==== Record extracts ====
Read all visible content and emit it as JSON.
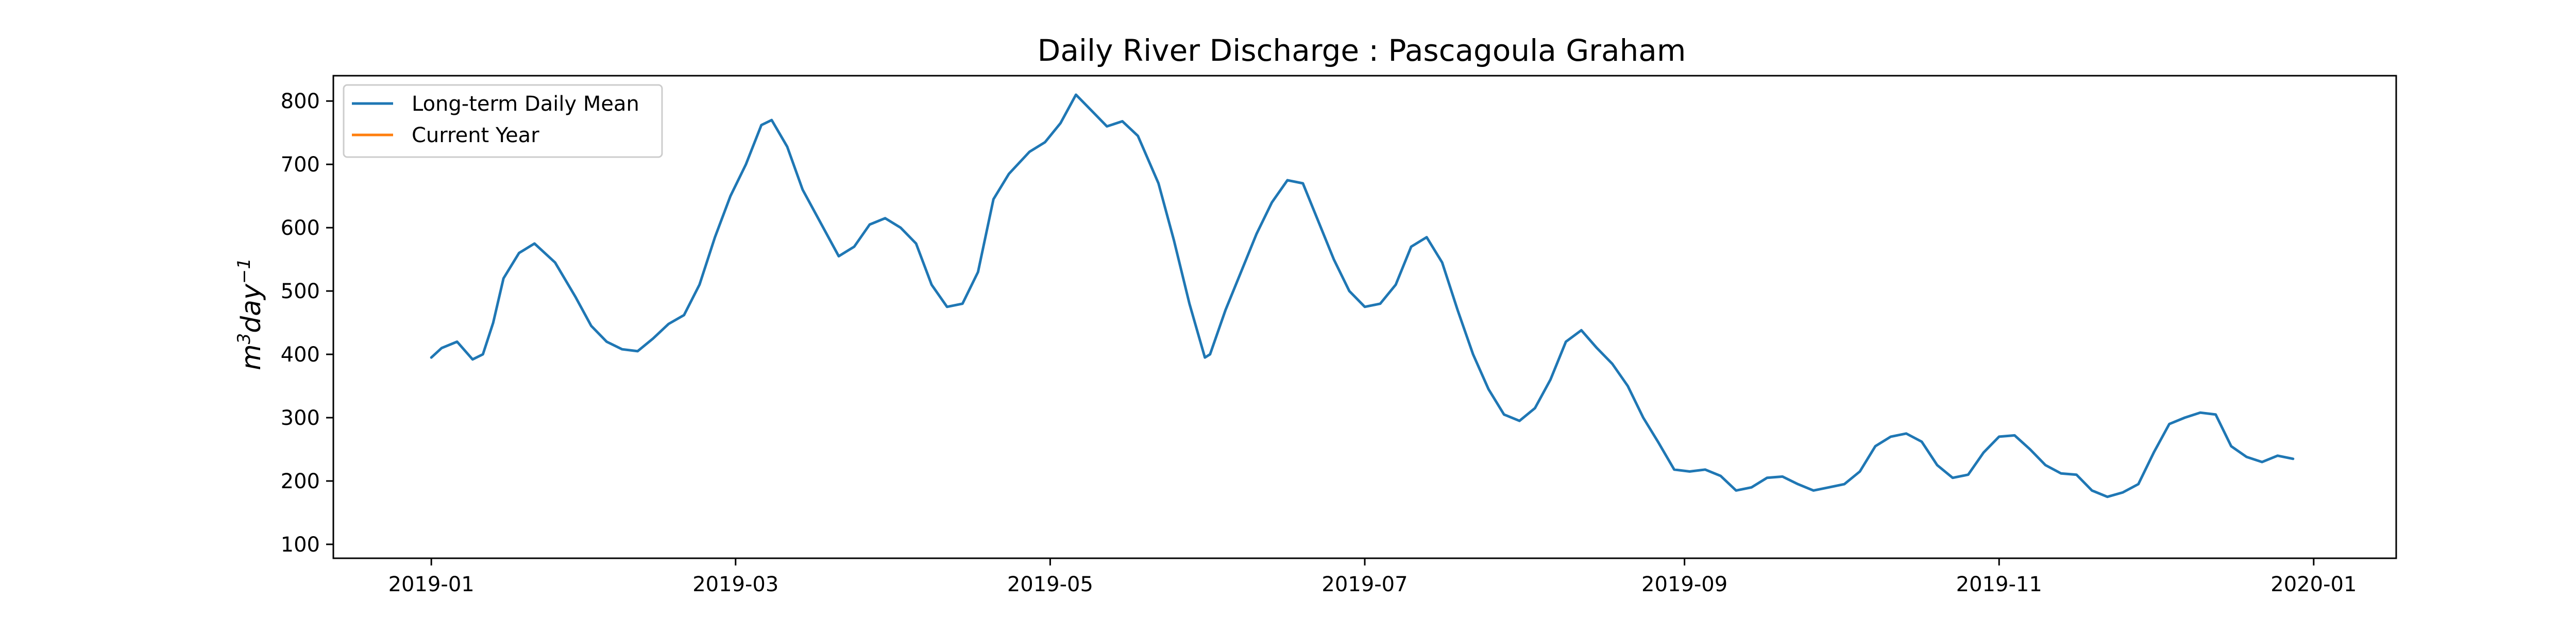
{
  "chart_data": {
    "type": "line",
    "title": "Daily River Discharge : Pascagoula Graham",
    "xlabel": "",
    "ylabel": "m³day⁻¹",
    "ylabel_parts": {
      "base": "m",
      "sup1": "3",
      "mid": "day",
      "sup2": "−1"
    },
    "x_tick_labels": [
      "2019-01",
      "2019-03",
      "2019-05",
      "2019-07",
      "2019-09",
      "2019-11",
      "2020-01"
    ],
    "x_tick_dates": [
      "2019-01-01",
      "2019-03-01",
      "2019-05-01",
      "2019-07-01",
      "2019-09-01",
      "2019-11-01",
      "2020-01-01"
    ],
    "xlim": [
      "2018-12-13",
      "2020-01-17"
    ],
    "y_ticks": [
      100,
      200,
      300,
      400,
      500,
      600,
      700,
      800
    ],
    "ylim": [
      78,
      840
    ],
    "grid": false,
    "legend_position": "top-left",
    "series": [
      {
        "name": "Long-term Daily Mean",
        "color": "#1f77b4",
        "points": [
          [
            "2019-01-01",
            395
          ],
          [
            "2019-01-03",
            410
          ],
          [
            "2019-01-06",
            420
          ],
          [
            "2019-01-09",
            392
          ],
          [
            "2019-01-11",
            400
          ],
          [
            "2019-01-13",
            450
          ],
          [
            "2019-01-15",
            520
          ],
          [
            "2019-01-18",
            560
          ],
          [
            "2019-01-21",
            575
          ],
          [
            "2019-01-25",
            545
          ],
          [
            "2019-01-29",
            490
          ],
          [
            "2019-02-01",
            445
          ],
          [
            "2019-02-04",
            420
          ],
          [
            "2019-02-07",
            408
          ],
          [
            "2019-02-10",
            405
          ],
          [
            "2019-02-13",
            425
          ],
          [
            "2019-02-16",
            448
          ],
          [
            "2019-02-19",
            462
          ],
          [
            "2019-02-22",
            510
          ],
          [
            "2019-02-25",
            585
          ],
          [
            "2019-02-28",
            650
          ],
          [
            "2019-03-03",
            700
          ],
          [
            "2019-03-06",
            762
          ],
          [
            "2019-03-08",
            770
          ],
          [
            "2019-03-11",
            728
          ],
          [
            "2019-03-14",
            660
          ],
          [
            "2019-03-18",
            600
          ],
          [
            "2019-03-21",
            555
          ],
          [
            "2019-03-24",
            570
          ],
          [
            "2019-03-27",
            605
          ],
          [
            "2019-03-30",
            615
          ],
          [
            "2019-04-02",
            600
          ],
          [
            "2019-04-05",
            575
          ],
          [
            "2019-04-08",
            510
          ],
          [
            "2019-04-11",
            475
          ],
          [
            "2019-04-14",
            480
          ],
          [
            "2019-04-17",
            530
          ],
          [
            "2019-04-20",
            645
          ],
          [
            "2019-04-23",
            685
          ],
          [
            "2019-04-27",
            720
          ],
          [
            "2019-04-30",
            735
          ],
          [
            "2019-05-03",
            765
          ],
          [
            "2019-05-06",
            810
          ],
          [
            "2019-05-09",
            785
          ],
          [
            "2019-05-12",
            760
          ],
          [
            "2019-05-15",
            768
          ],
          [
            "2019-05-18",
            745
          ],
          [
            "2019-05-22",
            670
          ],
          [
            "2019-05-25",
            580
          ],
          [
            "2019-05-28",
            480
          ],
          [
            "2019-05-31",
            395
          ],
          [
            "2019-06-01",
            400
          ],
          [
            "2019-06-04",
            470
          ],
          [
            "2019-06-07",
            530
          ],
          [
            "2019-06-10",
            590
          ],
          [
            "2019-06-13",
            640
          ],
          [
            "2019-06-16",
            675
          ],
          [
            "2019-06-19",
            670
          ],
          [
            "2019-06-22",
            610
          ],
          [
            "2019-06-25",
            550
          ],
          [
            "2019-06-28",
            500
          ],
          [
            "2019-07-01",
            475
          ],
          [
            "2019-07-04",
            480
          ],
          [
            "2019-07-07",
            510
          ],
          [
            "2019-07-10",
            570
          ],
          [
            "2019-07-13",
            585
          ],
          [
            "2019-07-16",
            545
          ],
          [
            "2019-07-19",
            470
          ],
          [
            "2019-07-22",
            400
          ],
          [
            "2019-07-25",
            345
          ],
          [
            "2019-07-28",
            305
          ],
          [
            "2019-07-31",
            295
          ],
          [
            "2019-08-03",
            315
          ],
          [
            "2019-08-06",
            360
          ],
          [
            "2019-08-09",
            420
          ],
          [
            "2019-08-12",
            438
          ],
          [
            "2019-08-15",
            410
          ],
          [
            "2019-08-18",
            385
          ],
          [
            "2019-08-21",
            350
          ],
          [
            "2019-08-24",
            300
          ],
          [
            "2019-08-27",
            260
          ],
          [
            "2019-08-30",
            218
          ],
          [
            "2019-09-02",
            215
          ],
          [
            "2019-09-05",
            218
          ],
          [
            "2019-09-08",
            208
          ],
          [
            "2019-09-11",
            185
          ],
          [
            "2019-09-14",
            190
          ],
          [
            "2019-09-17",
            205
          ],
          [
            "2019-09-20",
            207
          ],
          [
            "2019-09-23",
            195
          ],
          [
            "2019-09-26",
            185
          ],
          [
            "2019-09-29",
            190
          ],
          [
            "2019-10-02",
            195
          ],
          [
            "2019-10-05",
            215
          ],
          [
            "2019-10-08",
            255
          ],
          [
            "2019-10-11",
            270
          ],
          [
            "2019-10-14",
            275
          ],
          [
            "2019-10-17",
            262
          ],
          [
            "2019-10-20",
            225
          ],
          [
            "2019-10-23",
            205
          ],
          [
            "2019-10-26",
            210
          ],
          [
            "2019-10-29",
            245
          ],
          [
            "2019-11-01",
            270
          ],
          [
            "2019-11-04",
            272
          ],
          [
            "2019-11-07",
            250
          ],
          [
            "2019-11-10",
            225
          ],
          [
            "2019-11-13",
            212
          ],
          [
            "2019-11-16",
            210
          ],
          [
            "2019-11-19",
            185
          ],
          [
            "2019-11-22",
            175
          ],
          [
            "2019-11-25",
            182
          ],
          [
            "2019-11-28",
            195
          ],
          [
            "2019-12-01",
            245
          ],
          [
            "2019-12-04",
            290
          ],
          [
            "2019-12-07",
            300
          ],
          [
            "2019-12-10",
            308
          ],
          [
            "2019-12-13",
            305
          ],
          [
            "2019-12-16",
            255
          ],
          [
            "2019-12-19",
            238
          ],
          [
            "2019-12-22",
            230
          ],
          [
            "2019-12-25",
            240
          ],
          [
            "2019-12-28",
            235
          ]
        ]
      },
      {
        "name": "Current Year",
        "color": "#ff7f0e",
        "points": []
      }
    ]
  }
}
====
* What needs to be done: Output the entries above exactly. Drop the pictures.

* The solution:
Read all visible content and emit it as JSON.
{
  "chart_data": {
    "type": "line",
    "title": "Daily River Discharge : Pascagoula Graham",
    "xlabel": "",
    "ylabel": "m³day⁻¹",
    "ylabel_parts": {
      "base": "m",
      "sup1": "3",
      "mid": "day",
      "sup2": "−1"
    },
    "x_tick_labels": [
      "2019-01",
      "2019-03",
      "2019-05",
      "2019-07",
      "2019-09",
      "2019-11",
      "2020-01"
    ],
    "x_tick_dates": [
      "2019-01-01",
      "2019-03-01",
      "2019-05-01",
      "2019-07-01",
      "2019-09-01",
      "2019-11-01",
      "2020-01-01"
    ],
    "xlim": [
      "2018-12-13",
      "2020-01-17"
    ],
    "y_ticks": [
      100,
      200,
      300,
      400,
      500,
      600,
      700,
      800
    ],
    "ylim": [
      78,
      840
    ],
    "grid": false,
    "legend_position": "top-left",
    "series": [
      {
        "name": "Long-term Daily Mean",
        "color": "#1f77b4",
        "points": [
          [
            "2019-01-01",
            395
          ],
          [
            "2019-01-03",
            410
          ],
          [
            "2019-01-06",
            420
          ],
          [
            "2019-01-09",
            392
          ],
          [
            "2019-01-11",
            400
          ],
          [
            "2019-01-13",
            450
          ],
          [
            "2019-01-15",
            520
          ],
          [
            "2019-01-18",
            560
          ],
          [
            "2019-01-21",
            575
          ],
          [
            "2019-01-25",
            545
          ],
          [
            "2019-01-29",
            490
          ],
          [
            "2019-02-01",
            445
          ],
          [
            "2019-02-04",
            420
          ],
          [
            "2019-02-07",
            408
          ],
          [
            "2019-02-10",
            405
          ],
          [
            "2019-02-13",
            425
          ],
          [
            "2019-02-16",
            448
          ],
          [
            "2019-02-19",
            462
          ],
          [
            "2019-02-22",
            510
          ],
          [
            "2019-02-25",
            585
          ],
          [
            "2019-02-28",
            650
          ],
          [
            "2019-03-03",
            700
          ],
          [
            "2019-03-06",
            762
          ],
          [
            "2019-03-08",
            770
          ],
          [
            "2019-03-11",
            728
          ],
          [
            "2019-03-14",
            660
          ],
          [
            "2019-03-18",
            600
          ],
          [
            "2019-03-21",
            555
          ],
          [
            "2019-03-24",
            570
          ],
          [
            "2019-03-27",
            605
          ],
          [
            "2019-03-30",
            615
          ],
          [
            "2019-04-02",
            600
          ],
          [
            "2019-04-05",
            575
          ],
          [
            "2019-04-08",
            510
          ],
          [
            "2019-04-11",
            475
          ],
          [
            "2019-04-14",
            480
          ],
          [
            "2019-04-17",
            530
          ],
          [
            "2019-04-20",
            645
          ],
          [
            "2019-04-23",
            685
          ],
          [
            "2019-04-27",
            720
          ],
          [
            "2019-04-30",
            735
          ],
          [
            "2019-05-03",
            765
          ],
          [
            "2019-05-06",
            810
          ],
          [
            "2019-05-09",
            785
          ],
          [
            "2019-05-12",
            760
          ],
          [
            "2019-05-15",
            768
          ],
          [
            "2019-05-18",
            745
          ],
          [
            "2019-05-22",
            670
          ],
          [
            "2019-05-25",
            580
          ],
          [
            "2019-05-28",
            480
          ],
          [
            "2019-05-31",
            395
          ],
          [
            "2019-06-01",
            400
          ],
          [
            "2019-06-04",
            470
          ],
          [
            "2019-06-07",
            530
          ],
          [
            "2019-06-10",
            590
          ],
          [
            "2019-06-13",
            640
          ],
          [
            "2019-06-16",
            675
          ],
          [
            "2019-06-19",
            670
          ],
          [
            "2019-06-22",
            610
          ],
          [
            "2019-06-25",
            550
          ],
          [
            "2019-06-28",
            500
          ],
          [
            "2019-07-01",
            475
          ],
          [
            "2019-07-04",
            480
          ],
          [
            "2019-07-07",
            510
          ],
          [
            "2019-07-10",
            570
          ],
          [
            "2019-07-13",
            585
          ],
          [
            "2019-07-16",
            545
          ],
          [
            "2019-07-19",
            470
          ],
          [
            "2019-07-22",
            400
          ],
          [
            "2019-07-25",
            345
          ],
          [
            "2019-07-28",
            305
          ],
          [
            "2019-07-31",
            295
          ],
          [
            "2019-08-03",
            315
          ],
          [
            "2019-08-06",
            360
          ],
          [
            "2019-08-09",
            420
          ],
          [
            "2019-08-12",
            438
          ],
          [
            "2019-08-15",
            410
          ],
          [
            "2019-08-18",
            385
          ],
          [
            "2019-08-21",
            350
          ],
          [
            "2019-08-24",
            300
          ],
          [
            "2019-08-27",
            260
          ],
          [
            "2019-08-30",
            218
          ],
          [
            "2019-09-02",
            215
          ],
          [
            "2019-09-05",
            218
          ],
          [
            "2019-09-08",
            208
          ],
          [
            "2019-09-11",
            185
          ],
          [
            "2019-09-14",
            190
          ],
          [
            "2019-09-17",
            205
          ],
          [
            "2019-09-20",
            207
          ],
          [
            "2019-09-23",
            195
          ],
          [
            "2019-09-26",
            185
          ],
          [
            "2019-09-29",
            190
          ],
          [
            "2019-10-02",
            195
          ],
          [
            "2019-10-05",
            215
          ],
          [
            "2019-10-08",
            255
          ],
          [
            "2019-10-11",
            270
          ],
          [
            "2019-10-14",
            275
          ],
          [
            "2019-10-17",
            262
          ],
          [
            "2019-10-20",
            225
          ],
          [
            "2019-10-23",
            205
          ],
          [
            "2019-10-26",
            210
          ],
          [
            "2019-10-29",
            245
          ],
          [
            "2019-11-01",
            270
          ],
          [
            "2019-11-04",
            272
          ],
          [
            "2019-11-07",
            250
          ],
          [
            "2019-11-10",
            225
          ],
          [
            "2019-11-13",
            212
          ],
          [
            "2019-11-16",
            210
          ],
          [
            "2019-11-19",
            185
          ],
          [
            "2019-11-22",
            175
          ],
          [
            "2019-11-25",
            182
          ],
          [
            "2019-11-28",
            195
          ],
          [
            "2019-12-01",
            245
          ],
          [
            "2019-12-04",
            290
          ],
          [
            "2019-12-07",
            300
          ],
          [
            "2019-12-10",
            308
          ],
          [
            "2019-12-13",
            305
          ],
          [
            "2019-12-16",
            255
          ],
          [
            "2019-12-19",
            238
          ],
          [
            "2019-12-22",
            230
          ],
          [
            "2019-12-25",
            240
          ],
          [
            "2019-12-28",
            235
          ]
        ]
      },
      {
        "name": "Current Year",
        "color": "#ff7f0e",
        "points": []
      }
    ]
  }
}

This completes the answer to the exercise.